Given exercise: Transcribe the listing verbatim. Do not carry over any pictures.

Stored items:
⁂

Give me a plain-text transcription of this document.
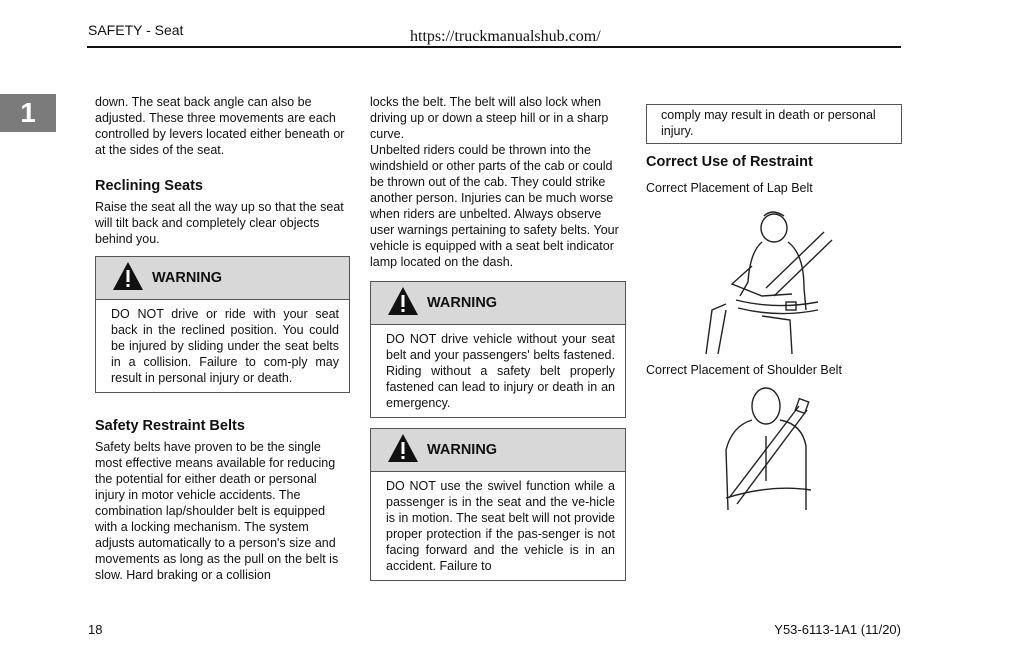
SAFETY - Seat	https://truckmanualshub.com/
1	down. The seat back angle can also be adjusted. These three movements are each controlled by levers located either beneath or at the sides of the seat.

Reclining Seats

Raise the seat all the way up so that the seat will tilt back and completely clear objects behind you.

WARNING
DO NOT drive or ride with your seat back in the reclined position. You could be injured by sliding under the seat belts in a collision. Failure to com-ply may result in personal injury or death.
Safety Restraint Belts

Safety belts have proven to be the single most effective means available for reducing the potential for either death or personal injury in motor vehicle accidents. The combination lap/shoulder belt is equipped with a locking mechanism. The system adjusts automatically to a person's size and movements as long as the pull on the belt is slow. Hard braking or a collision

locks the belt. The belt will also lock when driving up or down a steep hill or in a sharp curve.

Unbelted riders could be thrown into the windshield or other parts of the cab or could be thrown out of the cab. They could strike another person. Injuries can be much worse when riders are unbelted. Always observe user warnings pertaining to safety belts. Your vehicle is equipped with a seat belt indicator lamp located on the dash.

WARNING
DO NOT drive vehicle without your seat belt and your passengers' belts fastened. Riding without a safety belt properly fastened can lead to injury or death in an emergency.
WARNING
DO NOT use the swivel function while a passenger is in the seat and the ve-hicle is in motion. The seat belt will not provide proper protection if the pas-senger is not facing forward and the vehicle is in an accident. Failure to
comply may result in death or personal injury.
Correct Use of Restraint

Correct Placement of Lap Belt

Correct Placement of Shoulder Belt

18	Y53-6113-1A1 (11/20)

⁂

Correct output:
Give me a plain-text transcription of this document.
SAFETY - Seat	https://truckmanualshub.com/
1	down. The seat back angle can also be adjusted. These three movements are each controlled by levers located either beneath or at the sides of the seat.

Reclining Seats

Raise the seat all the way up so that the seat will tilt back and completely clear objects behind you.

WARNING
DO NOT drive or ride with your seat back in the reclined position. You could be injured by sliding under the seat belts in a collision. Failure to com-ply may result in personal injury or death.
Safety Restraint Belts

Safety belts have proven to be the single most effective means available for reducing the potential for either death or personal injury in motor vehicle accidents. The combination lap/shoulder belt is equipped with a locking mechanism. The system adjusts automatically to a person's size and movements as long as the pull on the belt is slow. Hard braking or a collision

locks the belt. The belt will also lock when driving up or down a steep hill or in a sharp curve.

Unbelted riders could be thrown into the windshield or other parts of the cab or could be thrown out of the cab. They could strike another person. Injuries can be much worse when riders are unbelted. Always observe user warnings pertaining to safety belts. Your vehicle is equipped with a seat belt indicator lamp located on the dash.

WARNING
DO NOT drive vehicle without your seat belt and your passengers' belts fastened. Riding without a safety belt properly fastened can lead to injury or death in an emergency.
WARNING
DO NOT use the swivel function while a passenger is in the seat and the ve-hicle is in motion. The seat belt will not provide proper protection if the pas-senger is not facing forward and the vehicle is in an accident. Failure to
comply may result in death or personal injury.
Correct Use of Restraint

Correct Placement of Lap Belt

Correct Placement of Shoulder Belt

18	Y53-6113-1A1 (11/20)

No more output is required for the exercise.